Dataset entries
⟨

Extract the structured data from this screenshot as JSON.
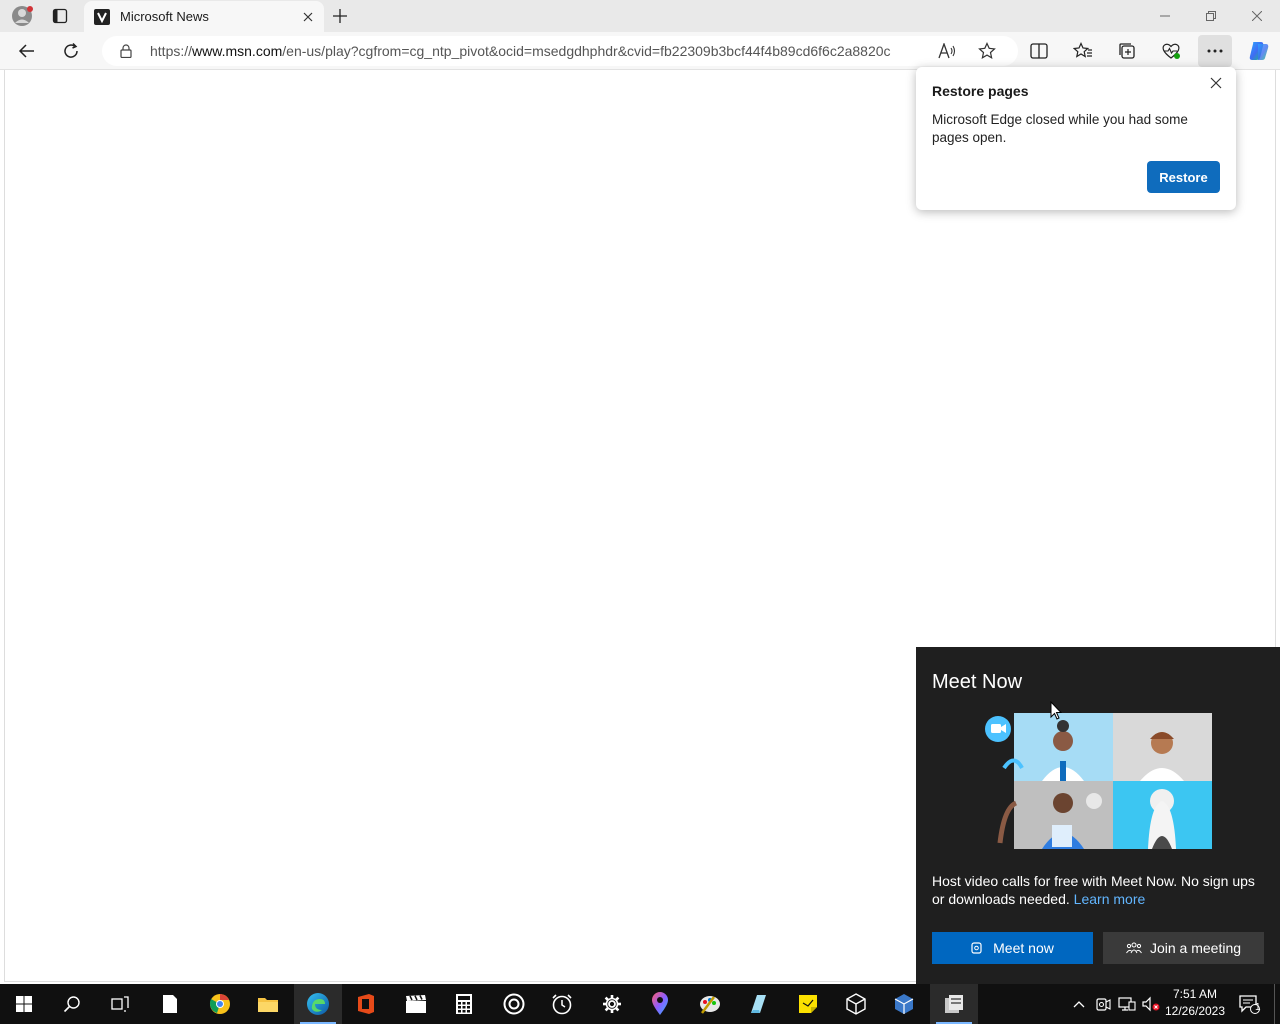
{
  "browser": {
    "tab": {
      "title": "Microsoft News"
    },
    "address": {
      "prefix": "https://",
      "domain": "www.msn.com",
      "path": "/en-us/play?cgfrom=cg_ntp_pivot&ocid=msedgdhphdr&cvid=fb22309b3bcf44f4b89cd6f6c2a8820c"
    }
  },
  "restore_popup": {
    "title": "Restore pages",
    "message": "Microsoft Edge closed while you had some pages open.",
    "button": "Restore"
  },
  "meet_now": {
    "title": "Meet Now",
    "description": "Host video calls for free with Meet Now. No sign ups or downloads needed.",
    "learn_more": "Learn more",
    "meet_button": "Meet now",
    "join_button": "Join a meeting"
  },
  "taskbar": {
    "time": "7:51 AM",
    "date": "12/26/2023",
    "notification_count": "1"
  },
  "colors": {
    "accent": "#0f6cbd",
    "meet_accent": "#0067c0",
    "link": "#62b6ff"
  }
}
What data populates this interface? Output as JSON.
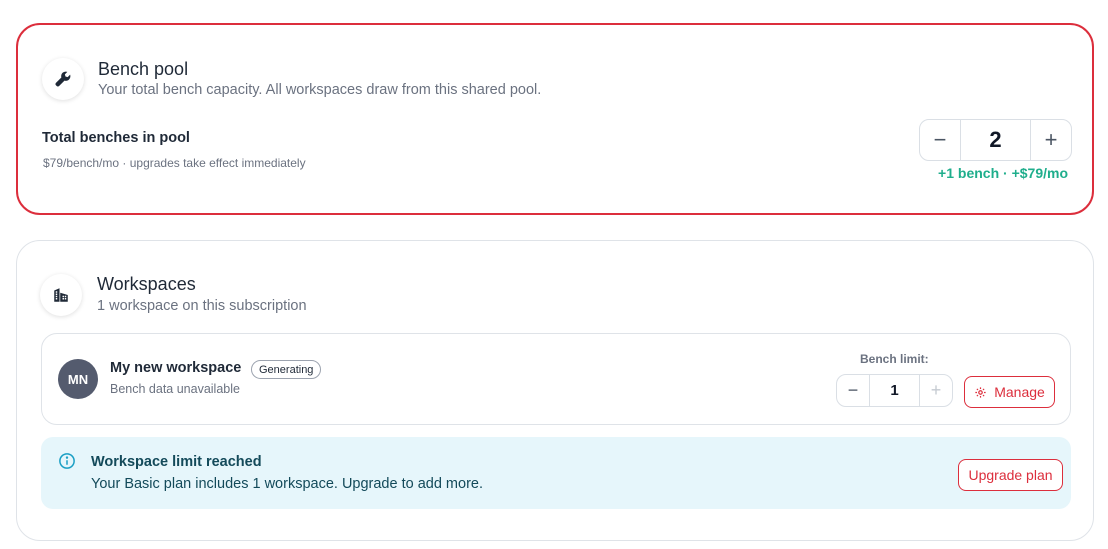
{
  "bench_pool": {
    "icon": "wrench-icon",
    "title": "Bench pool",
    "subtitle": "Your total bench capacity. All workspaces draw from this shared pool.",
    "total_label": "Total benches in pool",
    "price_note": "$79/bench/mo · upgrades take effect immediately",
    "stepper": {
      "decrement": "−",
      "value": "2",
      "increment": "+"
    },
    "delta": "+1 bench · +$79/mo"
  },
  "workspaces": {
    "icon": "building-icon",
    "title": "Workspaces",
    "subtitle": "1 workspace on this subscription",
    "items": [
      {
        "initials": "MN",
        "name": "My new workspace",
        "status": "Generating",
        "meta": "Bench data unavailable",
        "limit_label": "Bench limit:",
        "stepper": {
          "decrement": "−",
          "value": "1",
          "increment": "+"
        },
        "manage_label": "Manage"
      }
    ]
  },
  "alert": {
    "icon": "info-icon",
    "title": "Workspace limit reached",
    "text": "Your Basic plan includes 1 workspace. Upgrade to add more.",
    "button": "Upgrade plan"
  },
  "colors": {
    "danger": "#dc2e3c",
    "success": "#1fae8c",
    "info_bg": "#e6f6fb",
    "avatar_bg": "#545b6e"
  }
}
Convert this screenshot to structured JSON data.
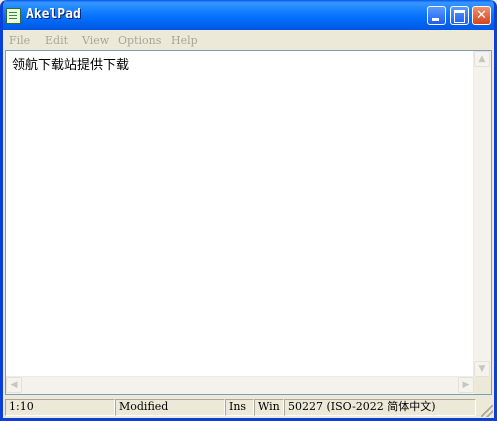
{
  "window": {
    "title": "AkelPad",
    "icon": "notepad-icon"
  },
  "titlebar_buttons": {
    "minimize_icon": "minimize-icon",
    "maximize_icon": "maximize-icon",
    "close_glyph": "✕"
  },
  "menu": {
    "items": [
      {
        "label": "File"
      },
      {
        "label": "Edit"
      },
      {
        "label": "View"
      },
      {
        "label": "Options"
      },
      {
        "label": "Help"
      }
    ]
  },
  "editor": {
    "content": "领航下载站提供下载"
  },
  "scrollbars": {
    "up": "▲",
    "down": "▼",
    "left": "◀",
    "right": "▶"
  },
  "status": {
    "position": "1:10",
    "modified": "Modified",
    "insert_mode": "Ins",
    "line_ending": "Win",
    "encoding": "50227  (ISO-2022 简体中文)"
  },
  "colors": {
    "titlebar": "#0058ee",
    "menu_text_disabled": "#a7a698",
    "frame": "#ece9d8"
  }
}
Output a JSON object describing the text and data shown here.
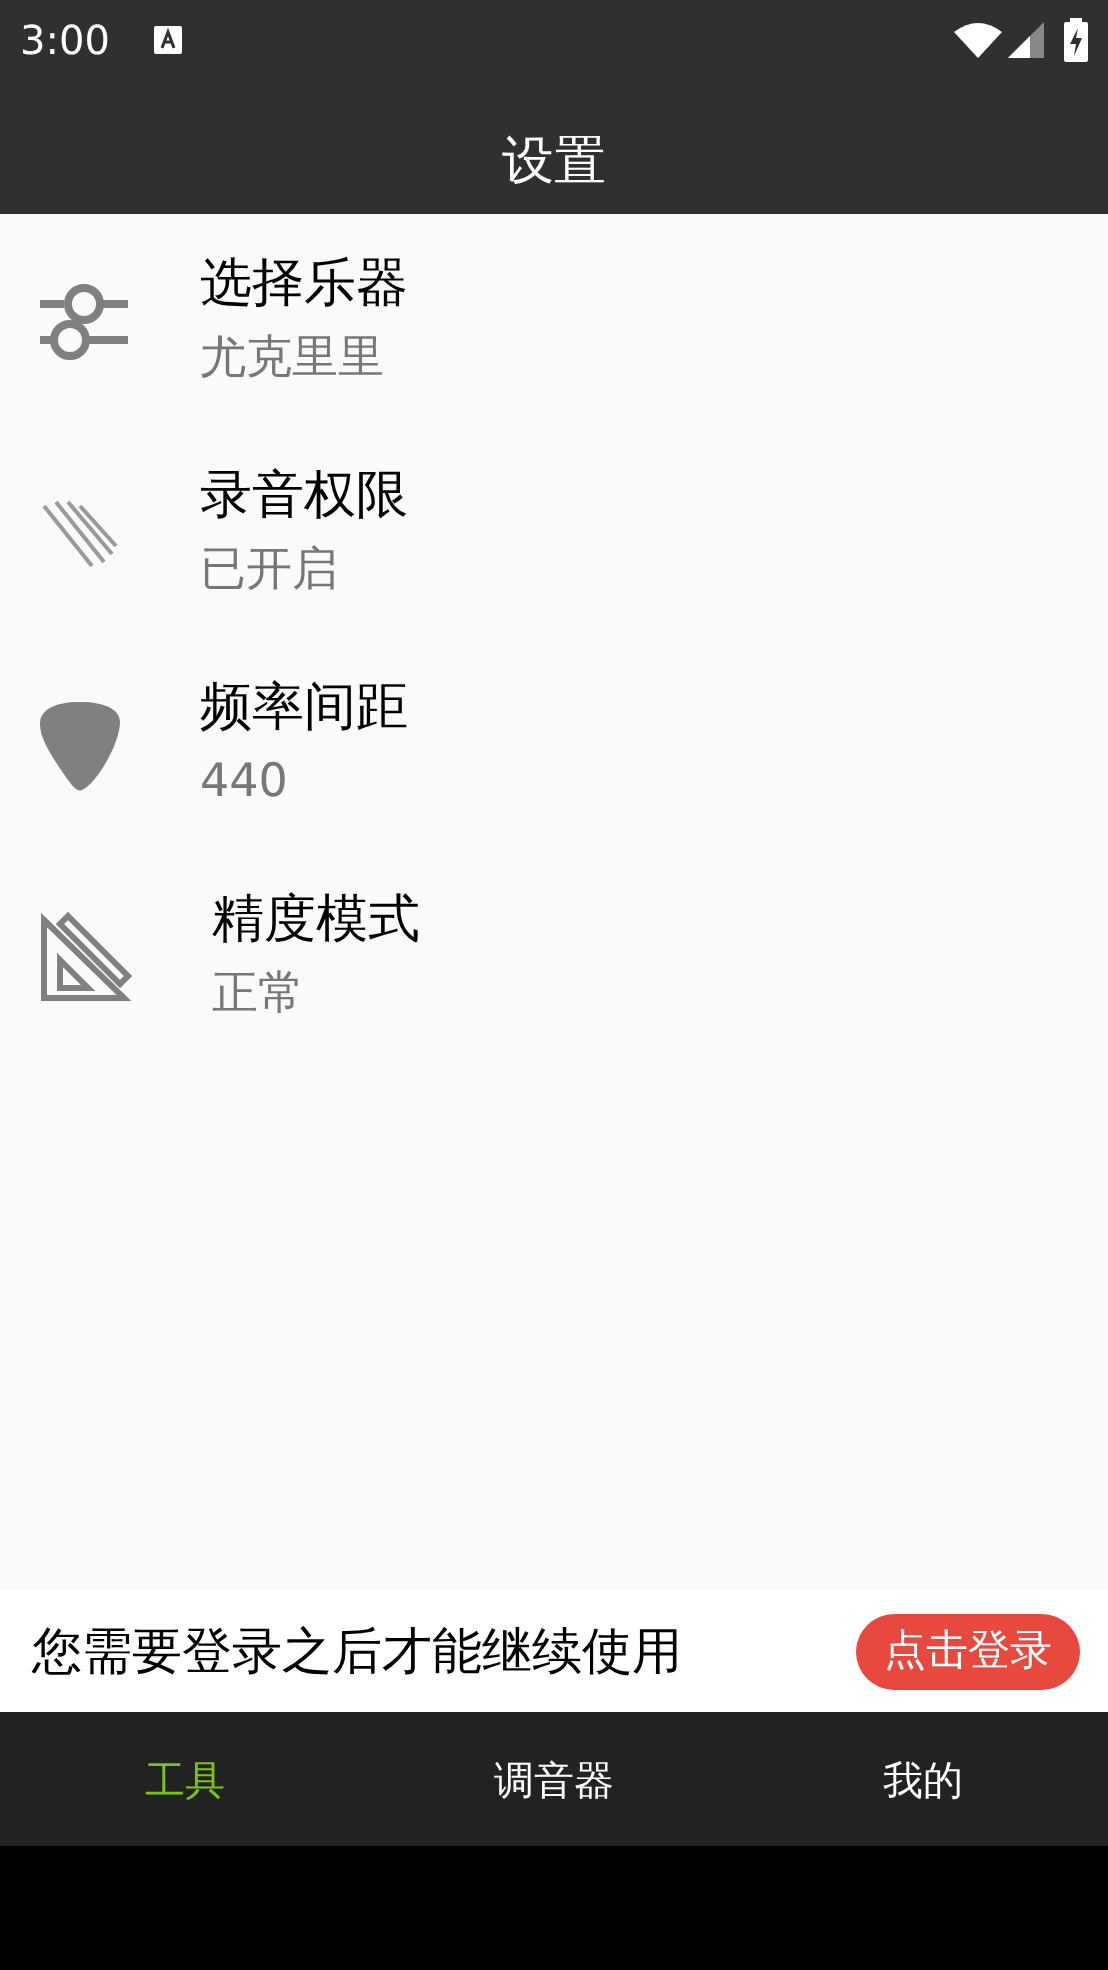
{
  "status_bar": {
    "time": "3:00"
  },
  "app_bar": {
    "title": "设置"
  },
  "settings": [
    {
      "kind": "sliders",
      "title": "选择乐器",
      "value": "尤克里里"
    },
    {
      "kind": "lines",
      "title": "录音权限",
      "value": "已开启"
    },
    {
      "kind": "pick",
      "title": "频率间距",
      "value": "440"
    },
    {
      "kind": "ruler",
      "title": "精度模式",
      "value": "正常"
    }
  ],
  "login_banner": {
    "message": "您需要登录之后才能继续使用",
    "button": "点击登录"
  },
  "tabs": [
    {
      "label": "工具",
      "selected": true
    },
    {
      "label": "调音器",
      "selected": false
    },
    {
      "label": "我的",
      "selected": false
    }
  ]
}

⟩

= Stated exercise =
Set down the material exactly, every line of it, except for the pictures.

= Result of the exercise =
Extract the structured data from this screenshot as JSON.
{
  "browser": {
    "tab": {
      "title": "Microsoft News"
    },
    "address": {
      "prefix": "https://",
      "domain": "www.msn.com",
      "path": "/en-us/play?cgfrom=cg_ntp_pivot&ocid=msedgdhphdr&cvid=fb22309b3bcf44f4b89cd6f6c2a8820c"
    }
  },
  "restore_popup": {
    "title": "Restore pages",
    "message": "Microsoft Edge closed while you had some pages open.",
    "button": "Restore"
  },
  "meet_now": {
    "title": "Meet Now",
    "description": "Host video calls for free with Meet Now. No sign ups or downloads needed.",
    "learn_more": "Learn more",
    "meet_button": "Meet now",
    "join_button": "Join a meeting"
  },
  "taskbar": {
    "time": "7:51 AM",
    "date": "12/26/2023",
    "notification_count": "1"
  },
  "colors": {
    "accent": "#0f6cbd",
    "meet_accent": "#0067c0",
    "link": "#62b6ff"
  }
}
What data populates this interface? Output as JSON.
{
  "bench_pool": {
    "icon": "wrench-icon",
    "title": "Bench pool",
    "subtitle": "Your total bench capacity. All workspaces draw from this shared pool.",
    "total_label": "Total benches in pool",
    "price_note": "$79/bench/mo · upgrades take effect immediately",
    "stepper": {
      "decrement": "−",
      "value": "2",
      "increment": "+"
    },
    "delta": "+1 bench · +$79/mo"
  },
  "workspaces": {
    "icon": "building-icon",
    "title": "Workspaces",
    "subtitle": "1 workspace on this subscription",
    "items": [
      {
        "initials": "MN",
        "name": "My new workspace",
        "status": "Generating",
        "meta": "Bench data unavailable",
        "limit_label": "Bench limit:",
        "stepper": {
          "decrement": "−",
          "value": "1",
          "increment": "+"
        },
        "manage_label": "Manage"
      }
    ]
  },
  "alert": {
    "icon": "info-icon",
    "title": "Workspace limit reached",
    "text": "Your Basic plan includes 1 workspace. Upgrade to add more.",
    "button": "Upgrade plan"
  },
  "colors": {
    "danger": "#dc2e3c",
    "success": "#1fae8c",
    "info_bg": "#e6f6fb",
    "avatar_bg": "#545b6e"
  }
}
Convert this screenshot to structured JSON data.
{
  "window": {
    "title": "AkelPad",
    "icon": "notepad-icon"
  },
  "titlebar_buttons": {
    "minimize_icon": "minimize-icon",
    "maximize_icon": "maximize-icon",
    "close_glyph": "✕"
  },
  "menu": {
    "items": [
      {
        "label": "File"
      },
      {
        "label": "Edit"
      },
      {
        "label": "View"
      },
      {
        "label": "Options"
      },
      {
        "label": "Help"
      }
    ]
  },
  "editor": {
    "content": "领航下载站提供下载"
  },
  "scrollbars": {
    "up": "▲",
    "down": "▼",
    "left": "◀",
    "right": "▶"
  },
  "status": {
    "position": "1:10",
    "modified": "Modified",
    "insert_mode": "Ins",
    "line_ending": "Win",
    "encoding": "50227  (ISO-2022 简体中文)"
  },
  "colors": {
    "titlebar": "#0058ee",
    "menu_text_disabled": "#a7a698",
    "frame": "#ece9d8"
  }
}
Output a JSON object describing the text and data shown here.
{
  "status_bar": {
    "time": "3:00"
  },
  "app_bar": {
    "title": "设置"
  },
  "settings": [
    {
      "kind": "sliders",
      "title": "选择乐器",
      "value": "尤克里里"
    },
    {
      "kind": "lines",
      "title": "录音权限",
      "value": "已开启"
    },
    {
      "kind": "pick",
      "title": "频率间距",
      "value": "440"
    },
    {
      "kind": "ruler",
      "title": "精度模式",
      "value": "正常"
    }
  ],
  "login_banner": {
    "message": "您需要登录之后才能继续使用",
    "button": "点击登录"
  },
  "tabs": [
    {
      "label": "工具",
      "selected": true
    },
    {
      "label": "调音器",
      "selected": false
    },
    {
      "label": "我的",
      "selected": false
    }
  ]
}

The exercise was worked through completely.